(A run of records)
********************
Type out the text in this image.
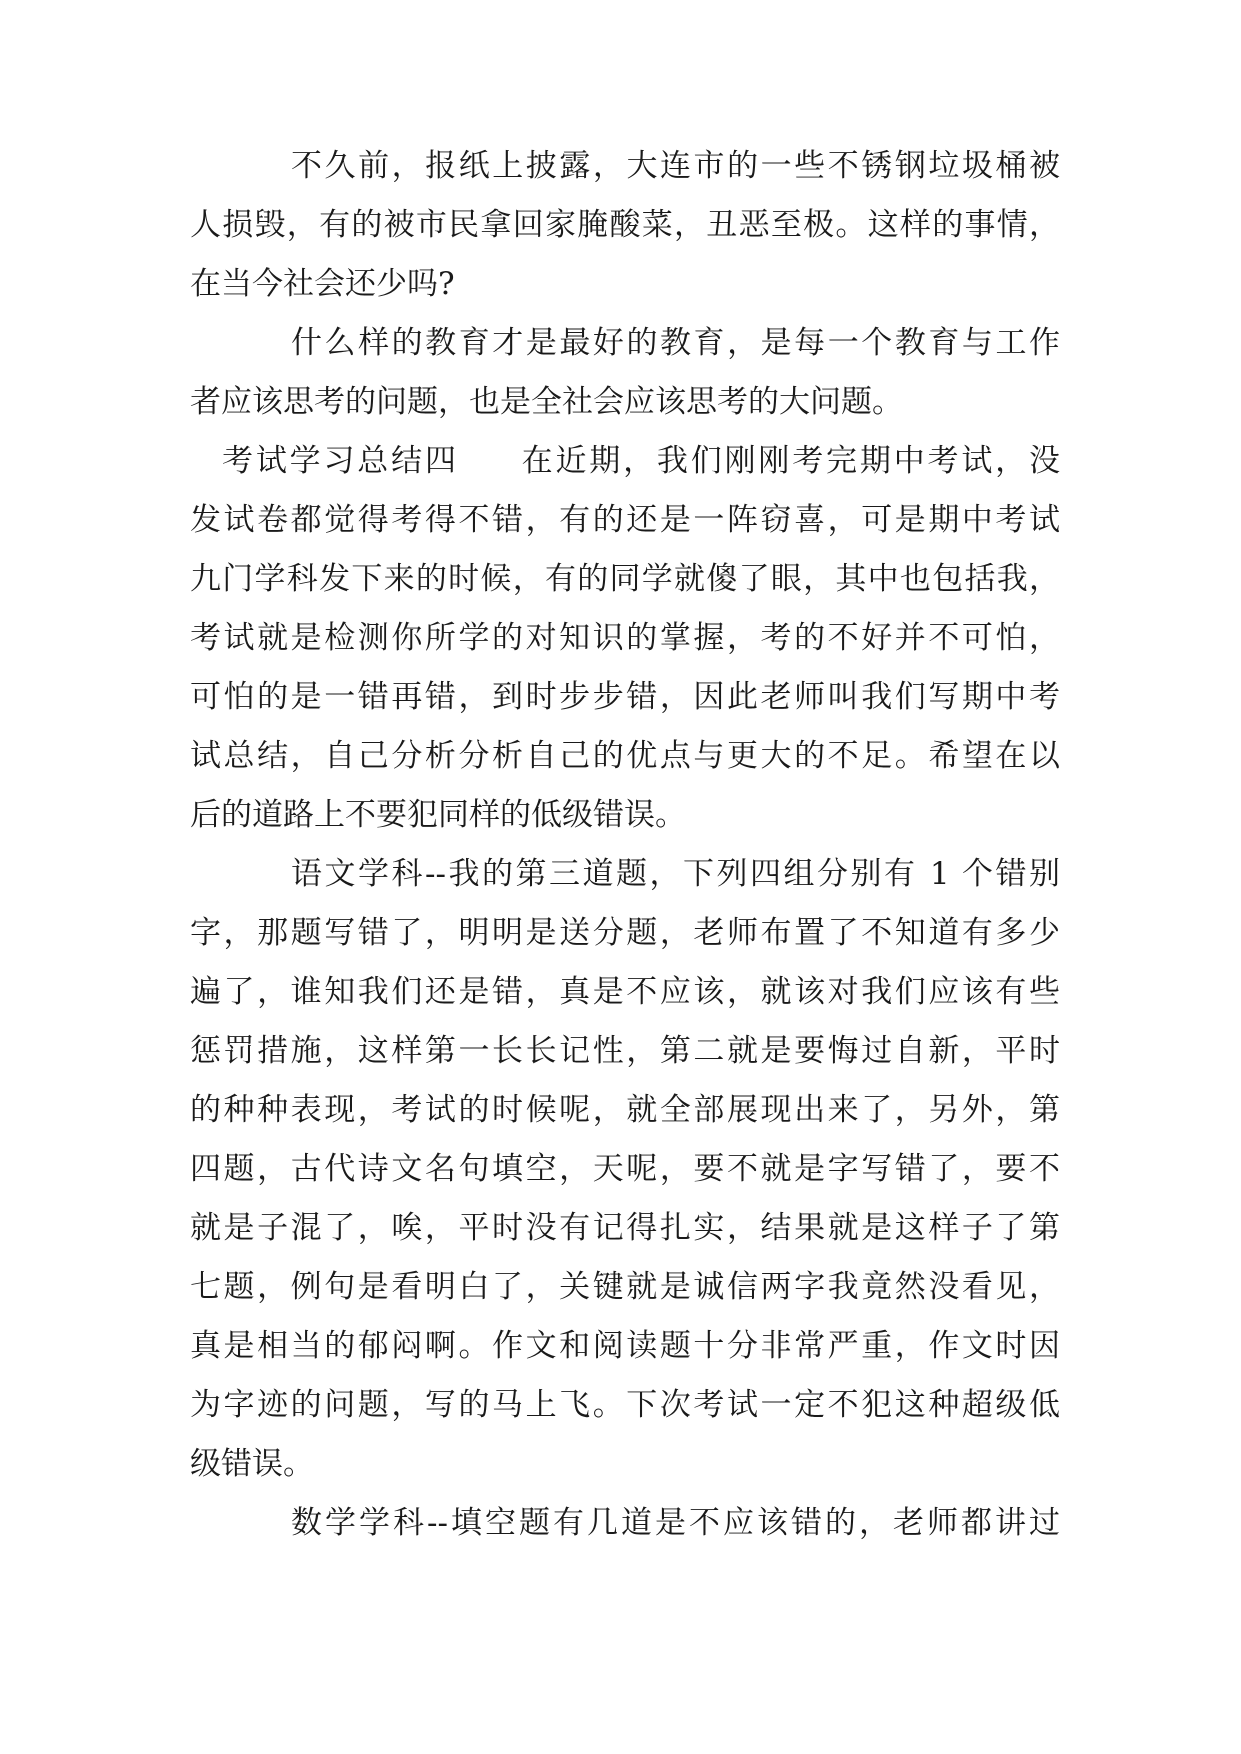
不久前，报纸上披露，大连市的一些不锈钢垃圾桶被

人损毁，有的被市民拿回家腌酸菜，丑恶至极。这样的事情，

在当今社会还少吗?

什么样的教育才是最好的教育，是每一个教育与工作

者应该思考的问题，也是全社会应该思考的大问题。

考试学习总结四 在近期，我们刚刚考完期中考试，没

发试卷都觉得考得不错，有的还是一阵窃喜，可是期中考试

九门学科发下来的时候，有的同学就傻了眼，其中也包括我，

考试就是检测你所学的对知识的掌握，考的不好并不可怕，

可怕的是一错再错，到时步步错，因此老师叫我们写期中考

试总结，自己分析分析自己的优点与更大的不足。希望在以

后的道路上不要犯同样的低级错误。

语文学科--我的第三道题，下列四组分别有 1 个错别

字，那题写错了，明明是送分题，老师布置了不知道有多少

遍了，谁知我们还是错，真是不应该，就该对我们应该有些

惩罚措施，这样第一长长记性，第二就是要悔过自新，平时

的种种表现，考试的时候呢，就全部展现出来了，另外，第

四题，古代诗文名句填空，天呢，要不就是字写错了，要不

就是子混了，唉，平时没有记得扎实，结果就是这样子了第

七题，例句是看明白了，关键就是诚信两字我竟然没看见，

真是相当的郁闷啊。作文和阅读题十分非常严重，作文时因

为字迹的问题，写的马上飞。下次考试一定不犯这种超级低

级错误。

数学学科--填空题有几道是不应该错的，老师都讲过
********************
Omit the pictures and reproduce the listing exactly.

Type out the text in this image.
不久前，报纸上披露，大连市的一些不锈钢垃圾桶被

人损毁，有的被市民拿回家腌酸菜，丑恶至极。这样的事情，

在当今社会还少吗?

什么样的教育才是最好的教育，是每一个教育与工作

者应该思考的问题，也是全社会应该思考的大问题。

考试学习总结四 在近期，我们刚刚考完期中考试，没

发试卷都觉得考得不错，有的还是一阵窃喜，可是期中考试

九门学科发下来的时候，有的同学就傻了眼，其中也包括我，

考试就是检测你所学的对知识的掌握，考的不好并不可怕，

可怕的是一错再错，到时步步错，因此老师叫我们写期中考

试总结，自己分析分析自己的优点与更大的不足。希望在以

后的道路上不要犯同样的低级错误。

语文学科--我的第三道题，下列四组分别有 1 个错别

字，那题写错了，明明是送分题，老师布置了不知道有多少

遍了，谁知我们还是错，真是不应该，就该对我们应该有些

惩罚措施，这样第一长长记性，第二就是要悔过自新，平时

的种种表现，考试的时候呢，就全部展现出来了，另外，第

四题，古代诗文名句填空，天呢，要不就是字写错了，要不

就是子混了，唉，平时没有记得扎实，结果就是这样子了第

七题，例句是看明白了，关键就是诚信两字我竟然没看见，

真是相当的郁闷啊。作文和阅读题十分非常严重，作文时因

为字迹的问题，写的马上飞。下次考试一定不犯这种超级低

级错误。

数学学科--填空题有几道是不应该错的，老师都讲过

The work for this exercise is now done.